## Stated goal:
Search the material below for the word "name". Copy every line that has it.

■ ■ ■

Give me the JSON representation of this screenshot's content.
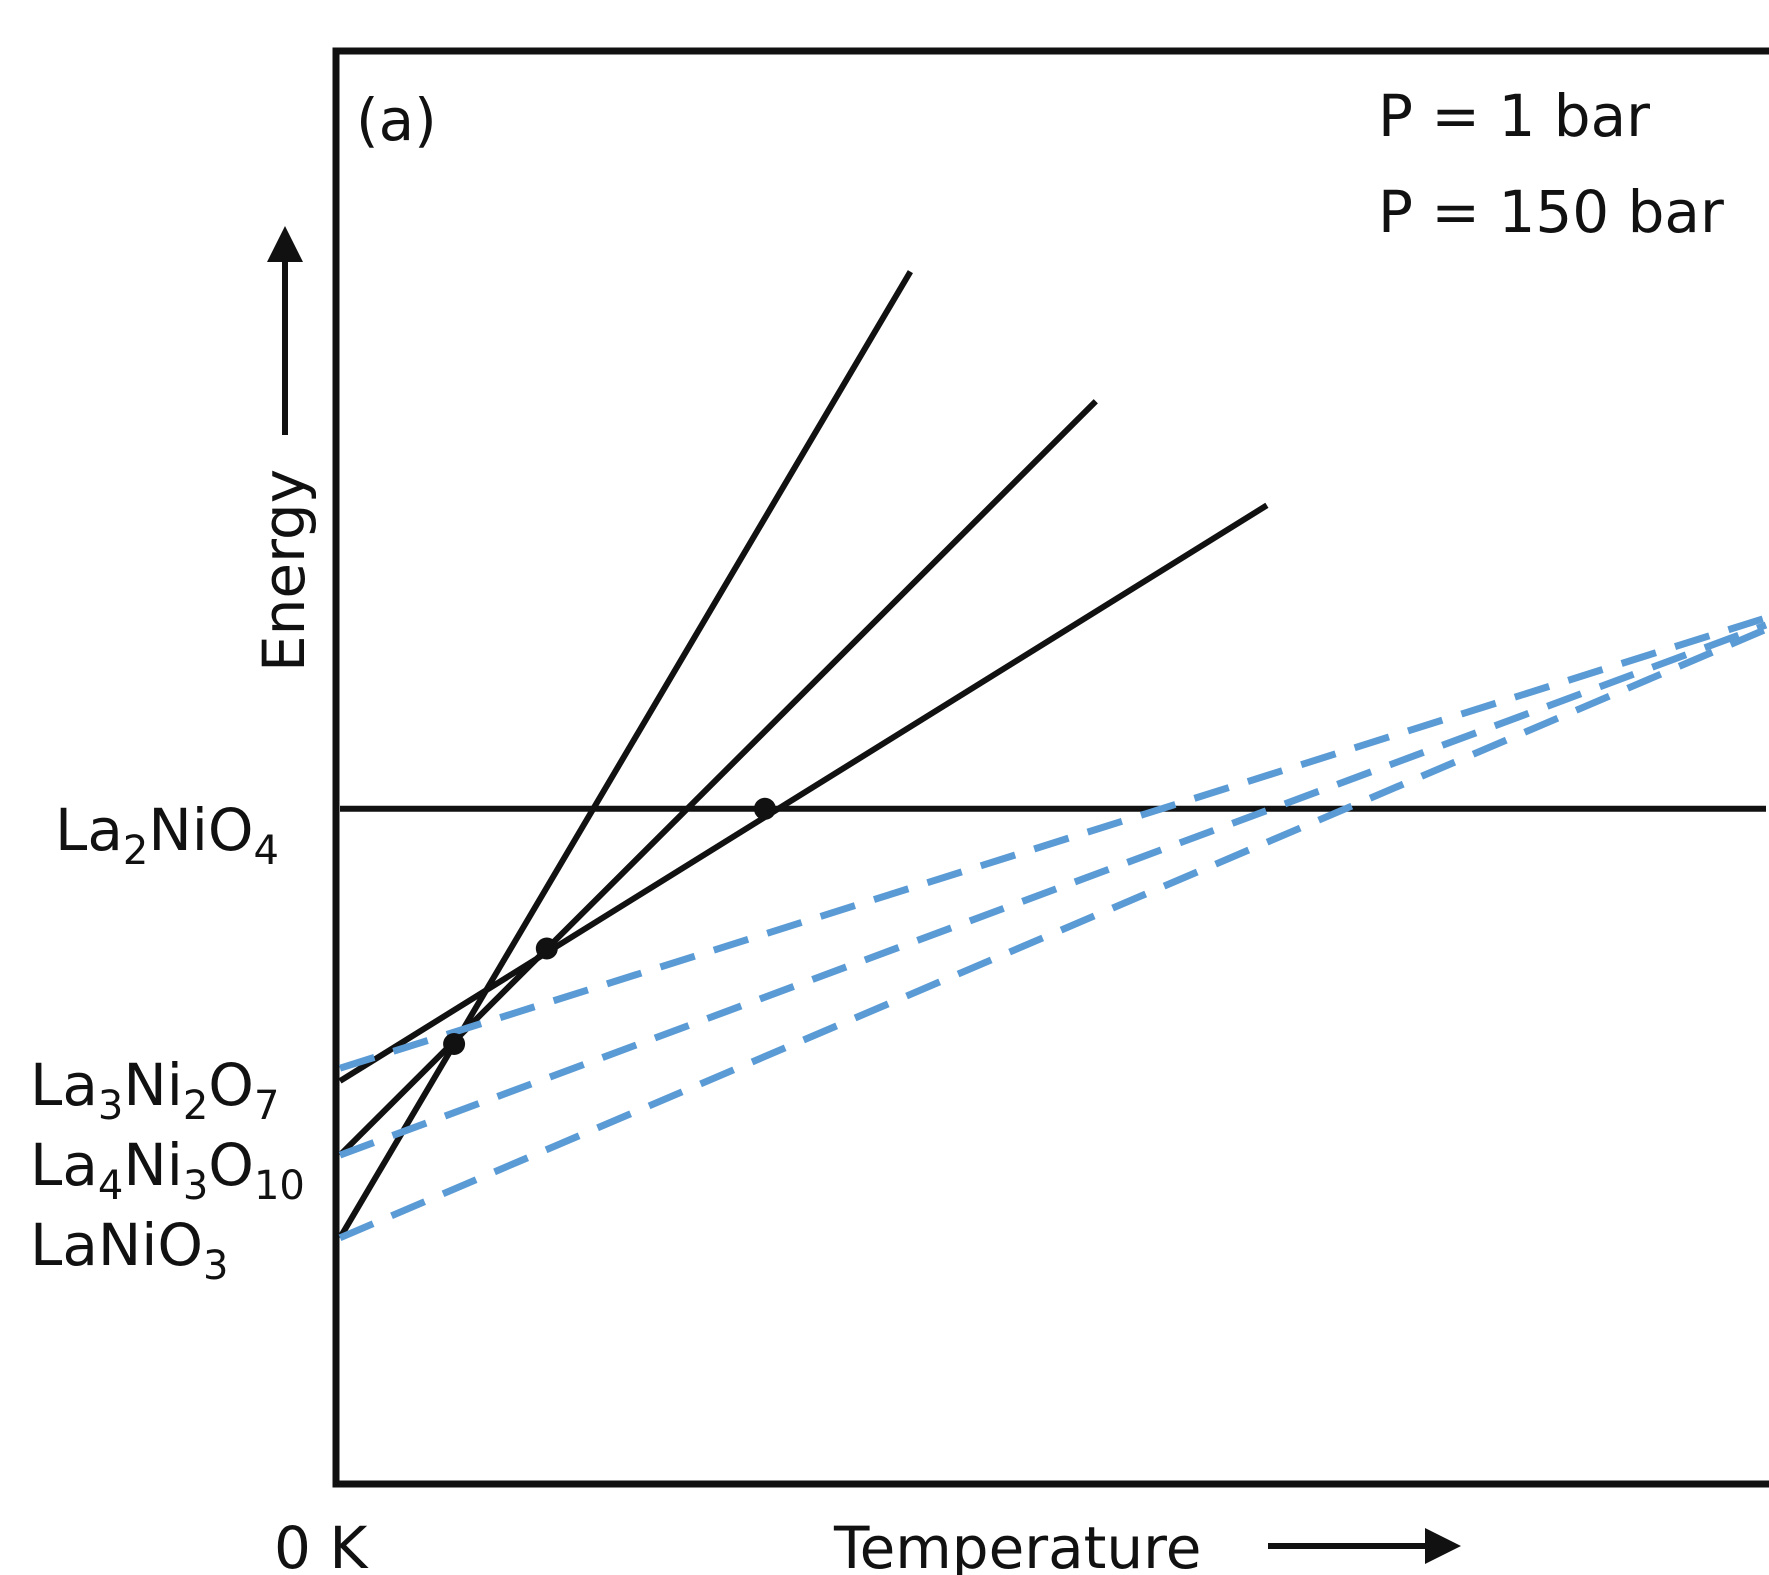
{
  "chart_data": {
    "type": "line",
    "panel_label": "(a)",
    "xlabel": "Temperature",
    "ylabel": "Energy",
    "x_origin_label": "0 K",
    "xlim": [
      0,
      1
    ],
    "ylim": [
      0,
      1
    ],
    "legend": {
      "placement": "top-right",
      "entries": [
        {
          "text": "P = 1 bar",
          "color": "#111111",
          "style": "solid"
        },
        {
          "text": "P = 150 bar",
          "color": "#5b9bd5",
          "style": "dashed"
        }
      ]
    },
    "phases": [
      {
        "name": "La2NiO4",
        "formula": [
          [
            "La",
            ""
          ],
          [
            "2",
            "sub"
          ],
          [
            "NiO",
            ""
          ],
          [
            "4",
            "sub"
          ]
        ]
      },
      {
        "name": "La3Ni2O7",
        "formula": [
          [
            "La",
            ""
          ],
          [
            "3",
            "sub"
          ],
          [
            "Ni",
            ""
          ],
          [
            "2",
            "sub"
          ],
          [
            "O",
            ""
          ],
          [
            "7",
            "sub"
          ]
        ]
      },
      {
        "name": "La4Ni3O10",
        "formula": [
          [
            "La",
            ""
          ],
          [
            "4",
            "sub"
          ],
          [
            "Ni",
            ""
          ],
          [
            "3",
            "sub"
          ],
          [
            "O",
            ""
          ],
          [
            "10",
            "sub"
          ]
        ]
      },
      {
        "name": "LaNiO3",
        "formula": [
          [
            "LaNiO",
            ""
          ],
          [
            "3",
            "sub"
          ]
        ]
      }
    ],
    "series": [
      {
        "phase": "La2NiO4",
        "pressure": "P = 1 bar",
        "style": "solid",
        "color": "#111111",
        "x": [
          0,
          1.0
        ],
        "y": [
          0.471,
          0.471
        ]
      },
      {
        "phase": "La3Ni2O7",
        "pressure": "P = 1 bar",
        "style": "solid",
        "color": "#111111",
        "x": [
          0,
          0.65
        ],
        "y": [
          0.28,
          0.684
        ]
      },
      {
        "phase": "La4Ni3O10",
        "pressure": "P = 1 bar",
        "style": "solid",
        "color": "#111111",
        "x": [
          0,
          0.53
        ],
        "y": [
          0.228,
          0.757
        ]
      },
      {
        "phase": "LaNiO3",
        "pressure": "P = 1 bar",
        "style": "solid",
        "color": "#111111",
        "x": [
          0,
          0.4
        ],
        "y": [
          0.17,
          0.848
        ]
      },
      {
        "phase": "La3Ni2O7",
        "pressure": "P = 150 bar",
        "style": "dashed",
        "color": "#5b9bd5",
        "x": [
          0,
          1.0
        ],
        "y": [
          0.289,
          0.605
        ]
      },
      {
        "phase": "La4Ni3O10",
        "pressure": "P = 150 bar",
        "style": "dashed",
        "color": "#5b9bd5",
        "x": [
          0,
          1.0
        ],
        "y": [
          0.228,
          0.6
        ]
      },
      {
        "phase": "LaNiO3",
        "pressure": "P = 150 bar",
        "style": "dashed",
        "color": "#5b9bd5",
        "x": [
          0,
          1.0
        ],
        "y": [
          0.17,
          0.597
        ]
      }
    ],
    "markers": [
      {
        "x": 0.08,
        "y": 0.306
      },
      {
        "x": 0.145,
        "y": 0.373
      },
      {
        "x": 0.298,
        "y": 0.471
      }
    ]
  }
}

■ ■ ■

## Solution for this exercise:
        "name": "La2NiO4",
        "name": "La3Ni2O7",
        "name": "La4Ni3O10",
        "name": "LaNiO3",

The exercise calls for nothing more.